[Source data]

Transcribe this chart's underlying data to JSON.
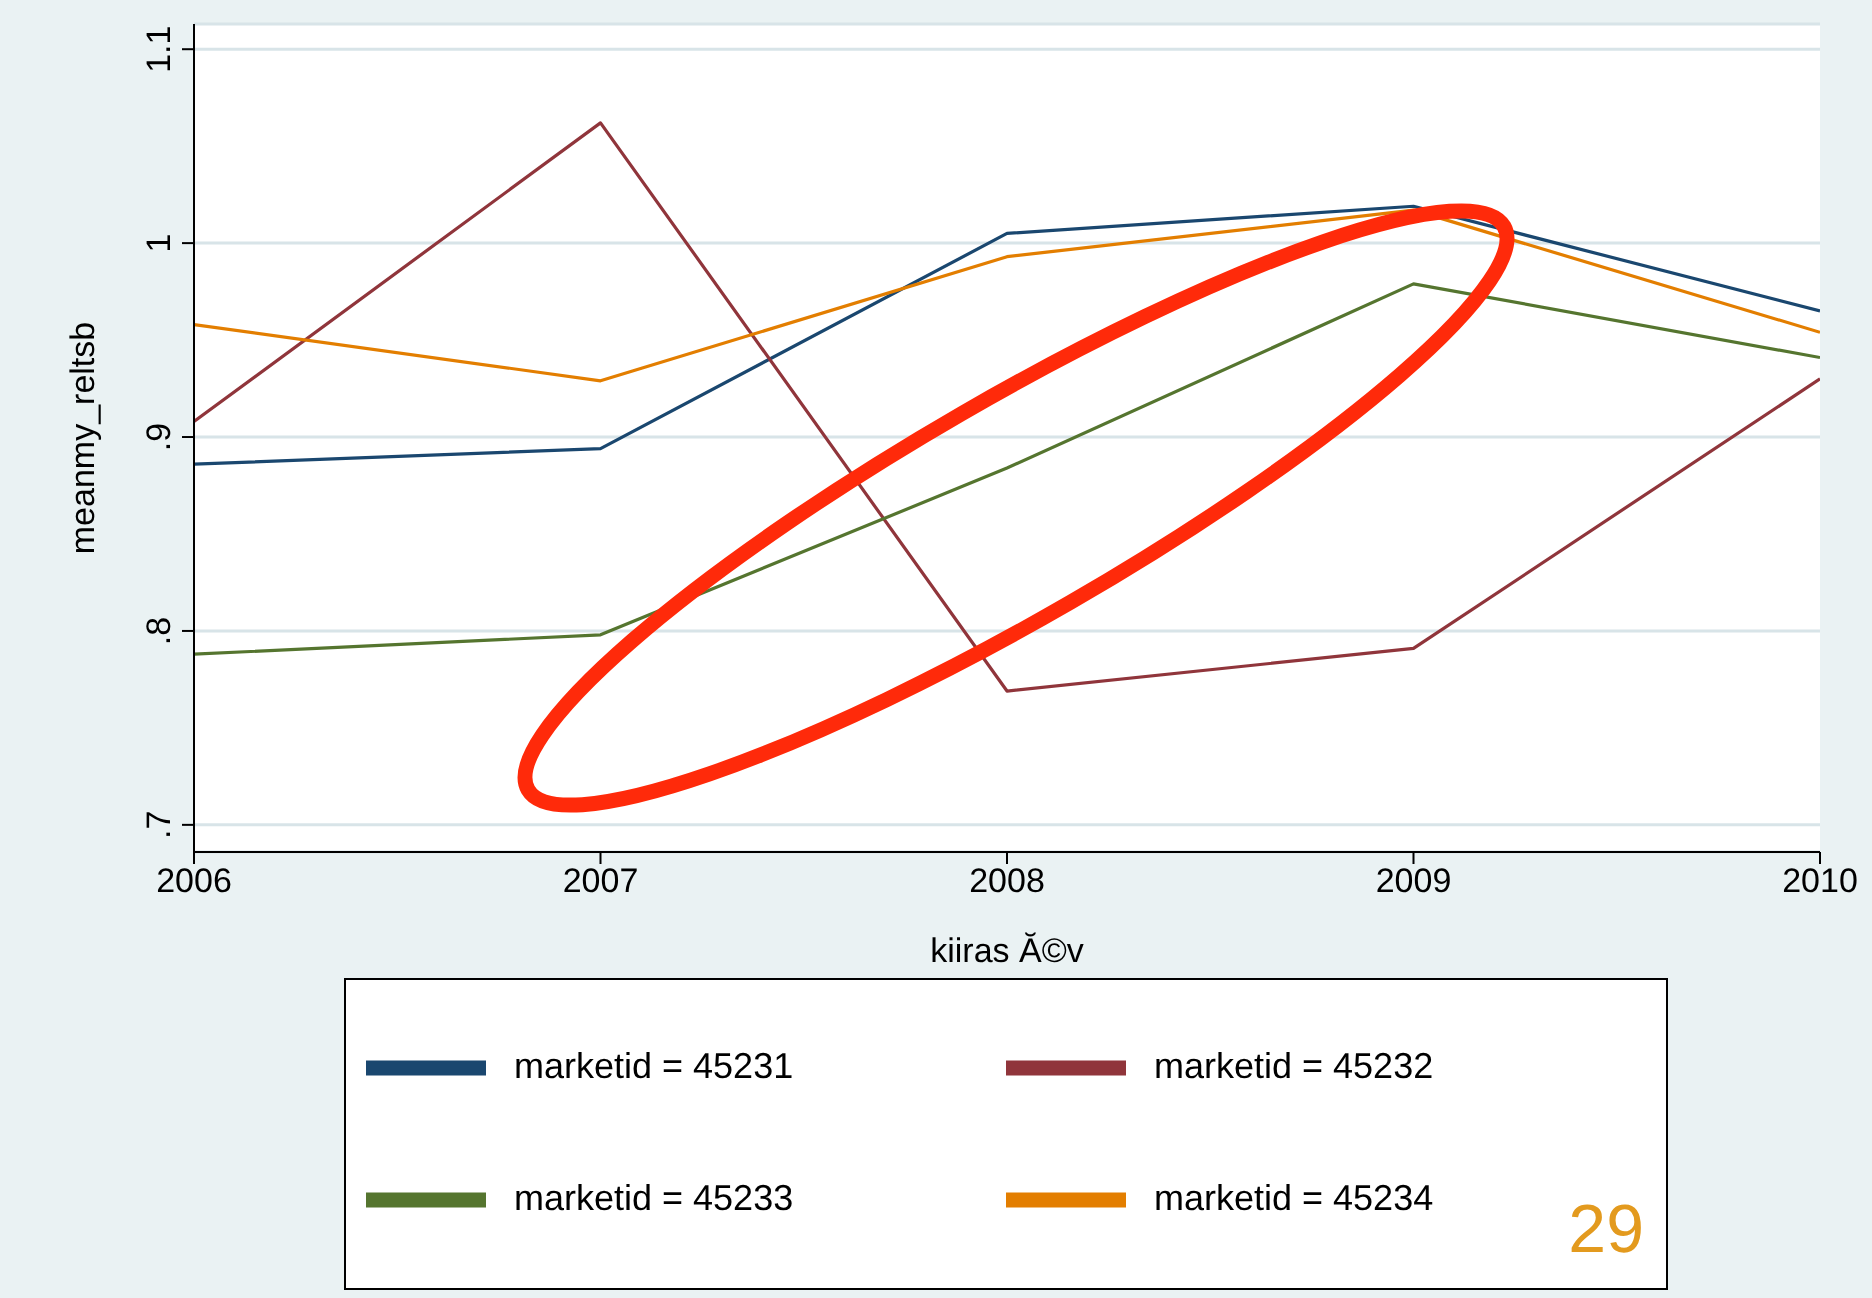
{
  "chart_data": {
    "type": "line",
    "xlabel": "kiiras Ă©v",
    "ylabel": "meanmy_reltsb",
    "x": [
      2006,
      2007,
      2008,
      2009,
      2010
    ],
    "xlim": [
      2006,
      2010
    ],
    "xticks": [
      2006,
      2007,
      2008,
      2009,
      2010
    ],
    "ylim": [
      0.686,
      1.113
    ],
    "yticks": [
      {
        "value": 0.7,
        "label": ".7"
      },
      {
        "value": 0.8,
        "label": ".8"
      },
      {
        "value": 0.9,
        "label": ".9"
      },
      {
        "value": 1,
        "label": "1"
      },
      {
        "value": 1.1,
        "label": "1.1"
      }
    ],
    "series": [
      {
        "name": "marketid = 45231",
        "color": "#1a476f",
        "values": [
          0.886,
          0.894,
          1.005,
          1.019,
          0.965
        ]
      },
      {
        "name": "marketid = 45232",
        "color": "#90353b",
        "values": [
          0.908,
          1.062,
          0.769,
          0.791,
          0.93
        ]
      },
      {
        "name": "marketid = 45233",
        "color": "#55752f",
        "values": [
          0.788,
          0.798,
          0.884,
          0.979,
          0.941
        ]
      },
      {
        "name": "marketid = 45234",
        "color": "#e37e00",
        "values": [
          0.958,
          0.929,
          0.993,
          1.017,
          0.954
        ]
      }
    ],
    "grid": "y",
    "legend": "bottom",
    "marker": "none",
    "line_style": "solid",
    "annotations": [
      "29"
    ]
  }
}
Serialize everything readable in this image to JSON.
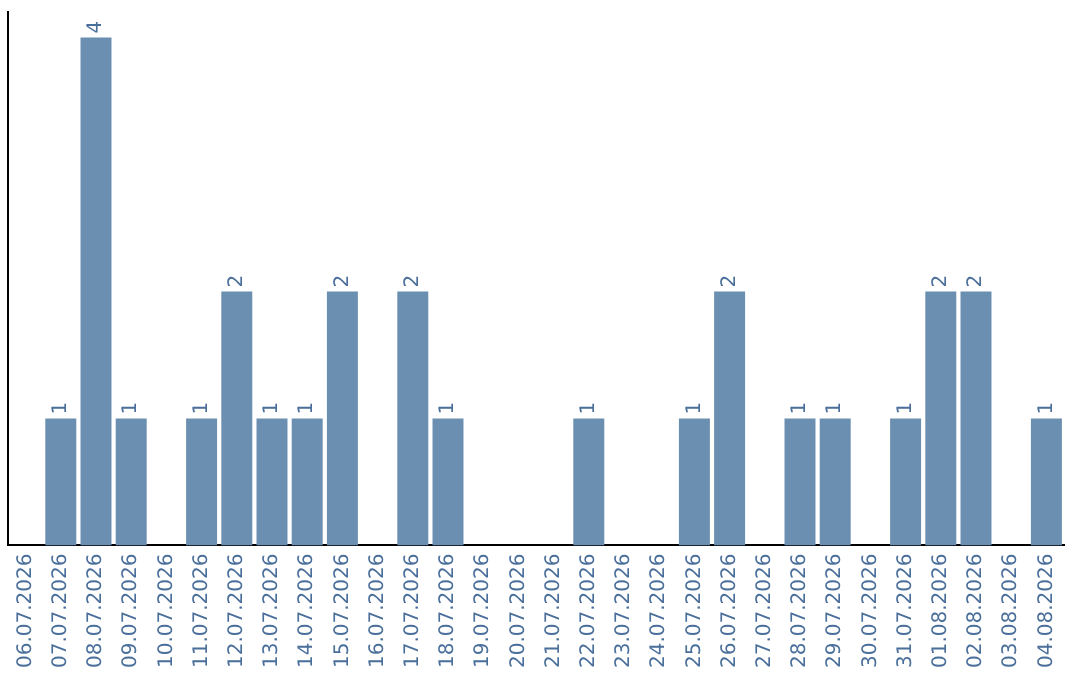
{
  "chart_data": {
    "type": "bar",
    "categories": [
      "06.07.2026",
      "07.07.2026",
      "08.07.2026",
      "09.07.2026",
      "10.07.2026",
      "11.07.2026",
      "12.07.2026",
      "13.07.2026",
      "14.07.2026",
      "15.07.2026",
      "16.07.2026",
      "17.07.2026",
      "18.07.2026",
      "19.07.2026",
      "20.07.2026",
      "21.07.2026",
      "22.07.2026",
      "23.07.2026",
      "24.07.2026",
      "25.07.2026",
      "26.07.2026",
      "27.07.2026",
      "28.07.2026",
      "29.07.2026",
      "30.07.2026",
      "31.07.2026",
      "01.08.2026",
      "02.08.2026",
      "03.08.2026",
      "04.08.2026"
    ],
    "values": [
      0,
      1,
      4,
      1,
      0,
      1,
      2,
      1,
      1,
      2,
      0,
      2,
      1,
      0,
      0,
      0,
      1,
      0,
      0,
      1,
      2,
      0,
      1,
      1,
      0,
      1,
      2,
      2,
      0,
      1
    ],
    "value_labels": [
      null,
      "1",
      "4",
      "1",
      null,
      "1",
      "2",
      "1",
      "1",
      "2",
      null,
      "2",
      "1",
      null,
      null,
      null,
      "1",
      null,
      null,
      "1",
      "2",
      null,
      "1",
      "1",
      null,
      "1",
      "2",
      "2",
      null,
      "1"
    ],
    "color": "#6b8fb0",
    "tick_labels": "x",
    "grid": false,
    "legend": false
  }
}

#### [Instructions to follow]
Every record must be copied exactly, with the pictures left out.

#### [Completed exercise]
Transcribe this chart's underlying data to JSON.
{
  "chart_data": {
    "type": "line",
    "xlabel": "kiiras Ă©v",
    "ylabel": "meanmy_reltsb",
    "x": [
      2006,
      2007,
      2008,
      2009,
      2010
    ],
    "xlim": [
      2006,
      2010
    ],
    "xticks": [
      2006,
      2007,
      2008,
      2009,
      2010
    ],
    "ylim": [
      0.686,
      1.113
    ],
    "yticks": [
      {
        "value": 0.7,
        "label": ".7"
      },
      {
        "value": 0.8,
        "label": ".8"
      },
      {
        "value": 0.9,
        "label": ".9"
      },
      {
        "value": 1,
        "label": "1"
      },
      {
        "value": 1.1,
        "label": "1.1"
      }
    ],
    "series": [
      {
        "name": "marketid = 45231",
        "color": "#1a476f",
        "values": [
          0.886,
          0.894,
          1.005,
          1.019,
          0.965
        ]
      },
      {
        "name": "marketid = 45232",
        "color": "#90353b",
        "values": [
          0.908,
          1.062,
          0.769,
          0.791,
          0.93
        ]
      },
      {
        "name": "marketid = 45233",
        "color": "#55752f",
        "values": [
          0.788,
          0.798,
          0.884,
          0.979,
          0.941
        ]
      },
      {
        "name": "marketid = 45234",
        "color": "#e37e00",
        "values": [
          0.958,
          0.929,
          0.993,
          1.017,
          0.954
        ]
      }
    ],
    "grid": "y",
    "legend": "bottom",
    "marker": "none",
    "line_style": "solid",
    "annotations": [
      "29"
    ]
  }
}
Serialize everything readable in this image to JSON.
{
  "chart_data": {
    "type": "bar",
    "categories": [
      "06.07.2026",
      "07.07.2026",
      "08.07.2026",
      "09.07.2026",
      "10.07.2026",
      "11.07.2026",
      "12.07.2026",
      "13.07.2026",
      "14.07.2026",
      "15.07.2026",
      "16.07.2026",
      "17.07.2026",
      "18.07.2026",
      "19.07.2026",
      "20.07.2026",
      "21.07.2026",
      "22.07.2026",
      "23.07.2026",
      "24.07.2026",
      "25.07.2026",
      "26.07.2026",
      "27.07.2026",
      "28.07.2026",
      "29.07.2026",
      "30.07.2026",
      "31.07.2026",
      "01.08.2026",
      "02.08.2026",
      "03.08.2026",
      "04.08.2026"
    ],
    "values": [
      0,
      1,
      4,
      1,
      0,
      1,
      2,
      1,
      1,
      2,
      0,
      2,
      1,
      0,
      0,
      0,
      1,
      0,
      0,
      1,
      2,
      0,
      1,
      1,
      0,
      1,
      2,
      2,
      0,
      1
    ],
    "value_labels": [
      null,
      "1",
      "4",
      "1",
      null,
      "1",
      "2",
      "1",
      "1",
      "2",
      null,
      "2",
      "1",
      null,
      null,
      null,
      "1",
      null,
      null,
      "1",
      "2",
      null,
      "1",
      "1",
      null,
      "1",
      "2",
      "2",
      null,
      "1"
    ],
    "color": "#6b8fb0",
    "tick_labels": "x",
    "grid": false,
    "legend": false
  }
}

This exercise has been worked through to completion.